------ EXTRACTED RECORDS ------

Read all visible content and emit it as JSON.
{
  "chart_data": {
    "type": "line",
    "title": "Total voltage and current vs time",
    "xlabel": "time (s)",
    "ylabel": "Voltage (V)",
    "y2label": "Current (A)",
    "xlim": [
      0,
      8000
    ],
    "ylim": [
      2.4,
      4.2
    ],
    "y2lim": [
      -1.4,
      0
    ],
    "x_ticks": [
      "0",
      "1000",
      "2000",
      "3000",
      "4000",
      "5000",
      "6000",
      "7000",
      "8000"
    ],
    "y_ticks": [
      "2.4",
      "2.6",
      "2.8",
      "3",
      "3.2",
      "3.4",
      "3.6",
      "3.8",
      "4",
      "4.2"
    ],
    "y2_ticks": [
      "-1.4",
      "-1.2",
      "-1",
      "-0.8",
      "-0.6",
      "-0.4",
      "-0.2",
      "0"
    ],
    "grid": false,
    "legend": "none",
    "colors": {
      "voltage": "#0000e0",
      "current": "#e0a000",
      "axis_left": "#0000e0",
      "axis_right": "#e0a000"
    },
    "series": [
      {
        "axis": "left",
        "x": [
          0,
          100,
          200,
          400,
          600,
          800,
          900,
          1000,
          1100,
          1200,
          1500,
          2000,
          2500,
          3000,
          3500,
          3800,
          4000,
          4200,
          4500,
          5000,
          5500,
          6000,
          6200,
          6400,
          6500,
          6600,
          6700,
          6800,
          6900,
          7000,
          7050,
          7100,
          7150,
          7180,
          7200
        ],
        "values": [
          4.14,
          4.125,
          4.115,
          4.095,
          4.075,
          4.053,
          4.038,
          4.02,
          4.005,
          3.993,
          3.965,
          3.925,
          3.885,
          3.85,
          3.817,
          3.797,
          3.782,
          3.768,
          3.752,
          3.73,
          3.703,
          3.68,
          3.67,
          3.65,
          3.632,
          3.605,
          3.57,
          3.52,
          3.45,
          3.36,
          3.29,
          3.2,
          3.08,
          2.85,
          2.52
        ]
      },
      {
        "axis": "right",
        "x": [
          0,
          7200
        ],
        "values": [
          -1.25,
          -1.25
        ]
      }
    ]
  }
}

------
------ EXTRACTED RECORDS ------

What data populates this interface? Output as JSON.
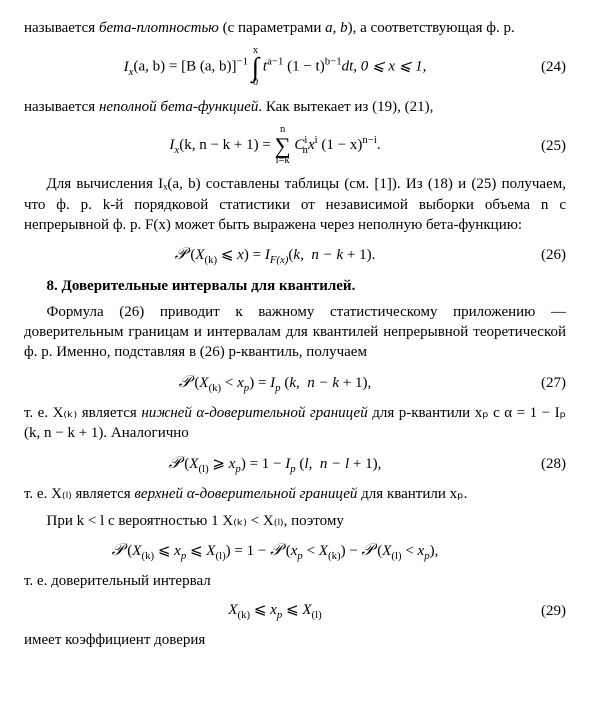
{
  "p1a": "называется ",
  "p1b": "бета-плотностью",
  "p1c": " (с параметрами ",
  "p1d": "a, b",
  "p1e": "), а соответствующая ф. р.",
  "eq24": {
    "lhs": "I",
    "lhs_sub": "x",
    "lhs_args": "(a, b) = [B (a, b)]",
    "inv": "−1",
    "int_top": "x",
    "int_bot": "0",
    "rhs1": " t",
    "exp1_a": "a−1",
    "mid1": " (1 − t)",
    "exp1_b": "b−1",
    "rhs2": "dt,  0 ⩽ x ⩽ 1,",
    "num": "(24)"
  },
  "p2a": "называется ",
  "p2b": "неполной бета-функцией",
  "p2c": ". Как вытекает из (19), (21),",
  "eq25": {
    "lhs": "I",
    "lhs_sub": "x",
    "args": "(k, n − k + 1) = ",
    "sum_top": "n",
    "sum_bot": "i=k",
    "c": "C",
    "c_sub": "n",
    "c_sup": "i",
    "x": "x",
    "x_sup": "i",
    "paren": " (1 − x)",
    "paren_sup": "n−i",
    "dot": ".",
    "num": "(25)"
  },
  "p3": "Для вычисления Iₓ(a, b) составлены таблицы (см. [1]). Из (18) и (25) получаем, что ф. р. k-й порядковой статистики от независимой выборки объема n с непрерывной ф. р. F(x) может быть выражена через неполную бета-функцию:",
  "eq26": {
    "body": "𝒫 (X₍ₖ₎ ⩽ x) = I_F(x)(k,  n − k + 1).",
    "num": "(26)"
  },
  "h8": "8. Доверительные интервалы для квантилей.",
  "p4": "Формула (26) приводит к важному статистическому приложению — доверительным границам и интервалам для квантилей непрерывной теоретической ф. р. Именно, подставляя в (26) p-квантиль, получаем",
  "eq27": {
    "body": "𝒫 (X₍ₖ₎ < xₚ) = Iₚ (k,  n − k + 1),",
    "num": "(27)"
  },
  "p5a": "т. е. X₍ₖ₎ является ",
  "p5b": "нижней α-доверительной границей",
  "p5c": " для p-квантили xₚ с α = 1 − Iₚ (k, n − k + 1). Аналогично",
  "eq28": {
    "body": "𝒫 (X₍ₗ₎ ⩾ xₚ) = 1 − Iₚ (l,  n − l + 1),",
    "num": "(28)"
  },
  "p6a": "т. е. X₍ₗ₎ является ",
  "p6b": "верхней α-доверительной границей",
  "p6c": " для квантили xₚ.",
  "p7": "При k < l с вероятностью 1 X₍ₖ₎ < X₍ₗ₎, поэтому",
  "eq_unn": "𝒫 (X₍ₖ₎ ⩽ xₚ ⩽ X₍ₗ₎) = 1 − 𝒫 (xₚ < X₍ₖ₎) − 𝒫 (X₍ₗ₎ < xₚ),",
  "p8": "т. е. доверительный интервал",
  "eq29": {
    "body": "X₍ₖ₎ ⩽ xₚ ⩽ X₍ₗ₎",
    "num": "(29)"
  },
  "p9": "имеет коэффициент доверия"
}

------

**GOAL OF THE EXERCISE:** Of the lines in the listing, how many hold the word "границей"? Nothing but the number is needed.

**EXERCISE SOLUTION:** 2